*WHAT YOU NEED TO DO:*
For this exercise, copy out each line of the material below that includes "Other".

*RECORDS FOR THE EXERCISE:*
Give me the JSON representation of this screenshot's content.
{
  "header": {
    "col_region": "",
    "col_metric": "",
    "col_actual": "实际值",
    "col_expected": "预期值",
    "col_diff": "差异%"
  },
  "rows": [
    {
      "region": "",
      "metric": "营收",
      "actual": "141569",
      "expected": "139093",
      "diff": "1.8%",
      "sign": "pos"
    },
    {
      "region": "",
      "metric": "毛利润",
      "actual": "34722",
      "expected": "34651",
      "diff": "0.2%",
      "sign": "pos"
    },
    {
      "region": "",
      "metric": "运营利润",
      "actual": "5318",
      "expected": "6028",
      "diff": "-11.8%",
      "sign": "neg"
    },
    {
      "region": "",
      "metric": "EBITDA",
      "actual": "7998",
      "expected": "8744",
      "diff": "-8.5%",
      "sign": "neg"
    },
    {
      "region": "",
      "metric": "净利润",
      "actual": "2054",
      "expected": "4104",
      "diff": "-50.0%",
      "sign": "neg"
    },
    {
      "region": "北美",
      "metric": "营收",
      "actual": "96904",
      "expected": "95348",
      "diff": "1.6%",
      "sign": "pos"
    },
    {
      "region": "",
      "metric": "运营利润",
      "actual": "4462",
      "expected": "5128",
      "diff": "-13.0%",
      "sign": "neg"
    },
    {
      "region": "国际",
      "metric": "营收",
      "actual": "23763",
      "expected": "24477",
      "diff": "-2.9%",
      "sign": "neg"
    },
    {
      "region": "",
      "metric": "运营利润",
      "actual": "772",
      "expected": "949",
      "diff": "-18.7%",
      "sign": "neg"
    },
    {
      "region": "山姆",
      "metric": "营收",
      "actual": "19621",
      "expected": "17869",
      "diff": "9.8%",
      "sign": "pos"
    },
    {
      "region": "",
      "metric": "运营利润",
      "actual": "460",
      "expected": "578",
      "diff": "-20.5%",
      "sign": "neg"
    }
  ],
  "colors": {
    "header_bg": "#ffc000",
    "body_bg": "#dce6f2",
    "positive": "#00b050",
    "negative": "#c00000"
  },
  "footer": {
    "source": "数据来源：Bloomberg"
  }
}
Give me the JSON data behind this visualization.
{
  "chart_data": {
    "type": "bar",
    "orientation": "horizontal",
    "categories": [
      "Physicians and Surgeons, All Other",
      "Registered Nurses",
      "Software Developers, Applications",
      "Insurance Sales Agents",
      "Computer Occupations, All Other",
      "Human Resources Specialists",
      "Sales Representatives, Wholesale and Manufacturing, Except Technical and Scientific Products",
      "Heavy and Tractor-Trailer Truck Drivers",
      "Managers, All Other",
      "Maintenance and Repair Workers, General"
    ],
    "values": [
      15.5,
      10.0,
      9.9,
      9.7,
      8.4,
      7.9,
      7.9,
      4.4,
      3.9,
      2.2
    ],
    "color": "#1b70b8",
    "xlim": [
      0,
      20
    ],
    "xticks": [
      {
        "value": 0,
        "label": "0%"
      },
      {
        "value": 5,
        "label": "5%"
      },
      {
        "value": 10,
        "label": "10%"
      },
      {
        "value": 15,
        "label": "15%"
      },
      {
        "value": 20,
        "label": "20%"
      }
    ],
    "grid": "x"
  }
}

*FULL ANSWER:*
      "Physicians and Surgeons, All Other",
      "Computer Occupations, All Other",
      "Managers, All Other",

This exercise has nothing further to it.